- [Given exercise]:
Search the material for the string "ylabel" and copy each line where it occurs.

- [Entries]:

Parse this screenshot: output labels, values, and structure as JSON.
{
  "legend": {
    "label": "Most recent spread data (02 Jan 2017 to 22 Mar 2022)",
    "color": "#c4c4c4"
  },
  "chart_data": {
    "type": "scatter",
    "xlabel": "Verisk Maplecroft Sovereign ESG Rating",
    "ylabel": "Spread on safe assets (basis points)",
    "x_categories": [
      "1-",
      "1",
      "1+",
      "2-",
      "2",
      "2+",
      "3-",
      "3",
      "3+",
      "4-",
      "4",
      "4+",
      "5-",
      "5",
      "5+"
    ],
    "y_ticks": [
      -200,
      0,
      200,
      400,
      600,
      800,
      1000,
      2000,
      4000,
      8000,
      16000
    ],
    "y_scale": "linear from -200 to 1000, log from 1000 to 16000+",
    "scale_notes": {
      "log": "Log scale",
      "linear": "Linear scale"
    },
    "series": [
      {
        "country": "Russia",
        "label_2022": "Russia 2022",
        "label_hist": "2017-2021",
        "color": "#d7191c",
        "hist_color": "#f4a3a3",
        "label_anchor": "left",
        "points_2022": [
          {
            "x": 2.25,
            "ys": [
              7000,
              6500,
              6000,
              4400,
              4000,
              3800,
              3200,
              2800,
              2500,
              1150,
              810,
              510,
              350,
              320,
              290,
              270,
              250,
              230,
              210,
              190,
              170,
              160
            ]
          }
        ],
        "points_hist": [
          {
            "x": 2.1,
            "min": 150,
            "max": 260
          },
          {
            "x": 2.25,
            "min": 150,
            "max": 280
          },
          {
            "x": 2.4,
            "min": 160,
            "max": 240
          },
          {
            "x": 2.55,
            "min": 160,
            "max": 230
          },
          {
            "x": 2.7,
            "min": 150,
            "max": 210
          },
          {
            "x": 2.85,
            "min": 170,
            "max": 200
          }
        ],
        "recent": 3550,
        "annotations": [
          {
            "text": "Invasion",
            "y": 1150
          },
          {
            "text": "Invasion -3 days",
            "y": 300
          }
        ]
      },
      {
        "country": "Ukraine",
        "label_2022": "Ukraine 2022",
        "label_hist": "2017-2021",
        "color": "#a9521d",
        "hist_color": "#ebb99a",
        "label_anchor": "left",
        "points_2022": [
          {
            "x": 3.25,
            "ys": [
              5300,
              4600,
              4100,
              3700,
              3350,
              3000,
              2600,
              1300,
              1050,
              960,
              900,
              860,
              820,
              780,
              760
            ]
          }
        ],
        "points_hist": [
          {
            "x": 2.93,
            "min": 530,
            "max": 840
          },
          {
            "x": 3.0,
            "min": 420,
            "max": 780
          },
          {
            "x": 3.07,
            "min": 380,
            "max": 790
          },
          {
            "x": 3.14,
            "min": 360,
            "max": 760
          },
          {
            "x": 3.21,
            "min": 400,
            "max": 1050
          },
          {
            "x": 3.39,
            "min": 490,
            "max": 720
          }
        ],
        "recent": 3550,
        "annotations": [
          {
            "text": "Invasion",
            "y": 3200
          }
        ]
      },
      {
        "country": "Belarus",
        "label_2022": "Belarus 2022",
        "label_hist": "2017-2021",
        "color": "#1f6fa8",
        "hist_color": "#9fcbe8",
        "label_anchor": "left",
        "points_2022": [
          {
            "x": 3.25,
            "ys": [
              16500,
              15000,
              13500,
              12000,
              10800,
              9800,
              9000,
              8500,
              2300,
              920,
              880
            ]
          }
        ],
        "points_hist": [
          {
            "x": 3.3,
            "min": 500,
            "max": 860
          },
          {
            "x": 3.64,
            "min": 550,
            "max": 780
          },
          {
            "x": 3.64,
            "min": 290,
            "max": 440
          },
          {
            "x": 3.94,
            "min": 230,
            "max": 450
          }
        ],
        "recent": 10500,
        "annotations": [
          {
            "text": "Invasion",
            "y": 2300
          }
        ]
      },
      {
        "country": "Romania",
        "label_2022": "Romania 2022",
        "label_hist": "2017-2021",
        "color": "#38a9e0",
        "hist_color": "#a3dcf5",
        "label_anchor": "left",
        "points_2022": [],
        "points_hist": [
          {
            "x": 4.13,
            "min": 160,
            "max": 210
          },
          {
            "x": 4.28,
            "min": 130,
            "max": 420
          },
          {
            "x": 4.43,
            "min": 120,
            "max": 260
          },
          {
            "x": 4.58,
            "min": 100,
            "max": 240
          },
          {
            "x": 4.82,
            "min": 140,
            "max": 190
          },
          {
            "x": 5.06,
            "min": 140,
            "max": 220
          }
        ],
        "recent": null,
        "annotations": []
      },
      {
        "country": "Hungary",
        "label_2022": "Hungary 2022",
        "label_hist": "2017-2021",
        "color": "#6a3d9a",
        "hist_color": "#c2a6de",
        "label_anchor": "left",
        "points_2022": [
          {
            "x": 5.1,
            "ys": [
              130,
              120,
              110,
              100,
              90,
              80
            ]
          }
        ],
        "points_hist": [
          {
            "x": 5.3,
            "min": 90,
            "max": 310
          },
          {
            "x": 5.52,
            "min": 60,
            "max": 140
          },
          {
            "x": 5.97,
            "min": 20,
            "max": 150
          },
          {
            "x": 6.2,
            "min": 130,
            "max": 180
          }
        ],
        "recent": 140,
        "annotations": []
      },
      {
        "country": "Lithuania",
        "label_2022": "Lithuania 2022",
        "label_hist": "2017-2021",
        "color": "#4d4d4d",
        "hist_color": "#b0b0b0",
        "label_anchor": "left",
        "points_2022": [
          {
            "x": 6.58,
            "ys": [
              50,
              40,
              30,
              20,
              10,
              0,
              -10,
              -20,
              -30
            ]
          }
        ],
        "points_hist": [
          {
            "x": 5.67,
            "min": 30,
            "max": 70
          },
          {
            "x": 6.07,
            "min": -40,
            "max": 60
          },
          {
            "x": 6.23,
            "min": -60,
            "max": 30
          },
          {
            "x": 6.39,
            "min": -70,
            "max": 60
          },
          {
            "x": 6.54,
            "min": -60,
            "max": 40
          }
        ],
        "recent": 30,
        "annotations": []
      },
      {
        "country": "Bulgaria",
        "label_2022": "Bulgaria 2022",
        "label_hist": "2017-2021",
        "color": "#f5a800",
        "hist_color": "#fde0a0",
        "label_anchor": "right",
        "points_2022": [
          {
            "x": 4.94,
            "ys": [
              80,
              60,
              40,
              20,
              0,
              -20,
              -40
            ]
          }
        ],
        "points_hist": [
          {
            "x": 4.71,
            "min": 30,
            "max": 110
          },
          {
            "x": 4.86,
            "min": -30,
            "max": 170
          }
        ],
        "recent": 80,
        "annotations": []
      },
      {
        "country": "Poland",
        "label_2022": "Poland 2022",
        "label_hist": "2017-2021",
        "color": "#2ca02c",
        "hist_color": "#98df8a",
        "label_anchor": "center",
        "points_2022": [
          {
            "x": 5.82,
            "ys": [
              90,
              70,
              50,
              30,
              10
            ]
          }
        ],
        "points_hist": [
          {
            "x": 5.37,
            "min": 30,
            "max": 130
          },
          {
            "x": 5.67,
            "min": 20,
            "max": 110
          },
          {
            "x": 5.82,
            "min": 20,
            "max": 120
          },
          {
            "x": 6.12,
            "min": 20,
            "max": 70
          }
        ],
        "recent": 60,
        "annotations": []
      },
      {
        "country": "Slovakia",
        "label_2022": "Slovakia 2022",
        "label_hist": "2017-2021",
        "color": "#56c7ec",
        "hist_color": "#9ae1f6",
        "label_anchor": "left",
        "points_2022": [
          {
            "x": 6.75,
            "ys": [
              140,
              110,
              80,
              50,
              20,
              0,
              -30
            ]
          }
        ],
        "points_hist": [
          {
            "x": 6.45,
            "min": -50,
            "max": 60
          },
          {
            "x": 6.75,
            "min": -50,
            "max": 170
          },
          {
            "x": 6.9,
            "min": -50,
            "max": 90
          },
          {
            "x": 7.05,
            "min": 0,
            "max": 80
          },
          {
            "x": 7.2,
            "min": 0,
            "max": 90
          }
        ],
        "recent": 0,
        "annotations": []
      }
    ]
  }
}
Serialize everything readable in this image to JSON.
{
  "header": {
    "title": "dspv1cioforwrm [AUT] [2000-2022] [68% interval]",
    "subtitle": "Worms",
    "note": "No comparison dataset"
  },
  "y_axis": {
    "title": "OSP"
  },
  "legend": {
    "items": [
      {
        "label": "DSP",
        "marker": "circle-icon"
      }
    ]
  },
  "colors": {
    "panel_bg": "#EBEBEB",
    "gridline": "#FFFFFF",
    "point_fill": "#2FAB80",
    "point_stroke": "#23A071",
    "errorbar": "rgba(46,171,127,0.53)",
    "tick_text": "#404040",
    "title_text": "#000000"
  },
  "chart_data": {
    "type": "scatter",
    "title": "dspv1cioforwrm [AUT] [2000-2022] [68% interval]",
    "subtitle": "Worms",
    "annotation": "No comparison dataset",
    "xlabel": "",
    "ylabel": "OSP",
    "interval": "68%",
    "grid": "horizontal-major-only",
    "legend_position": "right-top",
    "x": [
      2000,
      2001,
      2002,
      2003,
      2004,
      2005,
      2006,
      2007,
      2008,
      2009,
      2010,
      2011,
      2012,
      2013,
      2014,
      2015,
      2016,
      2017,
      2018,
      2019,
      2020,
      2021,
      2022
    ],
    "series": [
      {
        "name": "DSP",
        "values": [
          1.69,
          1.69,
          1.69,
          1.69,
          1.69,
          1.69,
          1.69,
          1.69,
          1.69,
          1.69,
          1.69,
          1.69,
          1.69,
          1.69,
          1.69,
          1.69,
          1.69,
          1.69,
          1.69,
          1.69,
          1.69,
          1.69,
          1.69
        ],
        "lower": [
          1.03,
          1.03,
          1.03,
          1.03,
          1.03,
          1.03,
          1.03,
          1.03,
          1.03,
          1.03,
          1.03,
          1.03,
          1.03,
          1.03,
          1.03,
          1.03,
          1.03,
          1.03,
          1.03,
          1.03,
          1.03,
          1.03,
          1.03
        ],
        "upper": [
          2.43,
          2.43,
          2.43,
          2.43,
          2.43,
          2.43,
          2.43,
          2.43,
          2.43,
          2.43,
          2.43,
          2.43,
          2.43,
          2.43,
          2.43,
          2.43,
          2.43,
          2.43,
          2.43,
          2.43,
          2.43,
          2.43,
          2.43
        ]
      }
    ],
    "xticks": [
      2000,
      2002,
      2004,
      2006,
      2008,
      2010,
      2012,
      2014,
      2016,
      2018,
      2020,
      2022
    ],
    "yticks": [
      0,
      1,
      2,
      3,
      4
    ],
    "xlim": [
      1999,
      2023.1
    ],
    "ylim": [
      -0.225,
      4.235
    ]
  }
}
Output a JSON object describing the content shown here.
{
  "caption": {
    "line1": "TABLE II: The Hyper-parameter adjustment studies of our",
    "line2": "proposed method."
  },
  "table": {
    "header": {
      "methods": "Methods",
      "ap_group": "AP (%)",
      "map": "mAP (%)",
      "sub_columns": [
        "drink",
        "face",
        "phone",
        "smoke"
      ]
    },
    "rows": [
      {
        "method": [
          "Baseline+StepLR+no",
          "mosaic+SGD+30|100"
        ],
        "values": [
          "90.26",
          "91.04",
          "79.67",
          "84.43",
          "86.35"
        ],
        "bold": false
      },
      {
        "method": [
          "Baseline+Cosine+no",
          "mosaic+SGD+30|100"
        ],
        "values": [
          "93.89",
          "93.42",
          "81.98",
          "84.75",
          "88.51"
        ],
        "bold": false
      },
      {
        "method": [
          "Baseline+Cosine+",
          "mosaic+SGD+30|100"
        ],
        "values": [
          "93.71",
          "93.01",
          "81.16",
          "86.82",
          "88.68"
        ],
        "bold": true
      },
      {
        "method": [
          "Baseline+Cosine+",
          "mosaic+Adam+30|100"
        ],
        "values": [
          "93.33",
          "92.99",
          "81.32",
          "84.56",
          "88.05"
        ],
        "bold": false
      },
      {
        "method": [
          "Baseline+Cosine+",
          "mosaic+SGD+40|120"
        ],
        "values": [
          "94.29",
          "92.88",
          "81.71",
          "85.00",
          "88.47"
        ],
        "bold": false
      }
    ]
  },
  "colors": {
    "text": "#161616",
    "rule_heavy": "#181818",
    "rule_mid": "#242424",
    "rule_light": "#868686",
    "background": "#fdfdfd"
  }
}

- [Exercise solution]:
    "ylabel": "Spread on safe assets (basis points)",
    "ylabel": "OSP",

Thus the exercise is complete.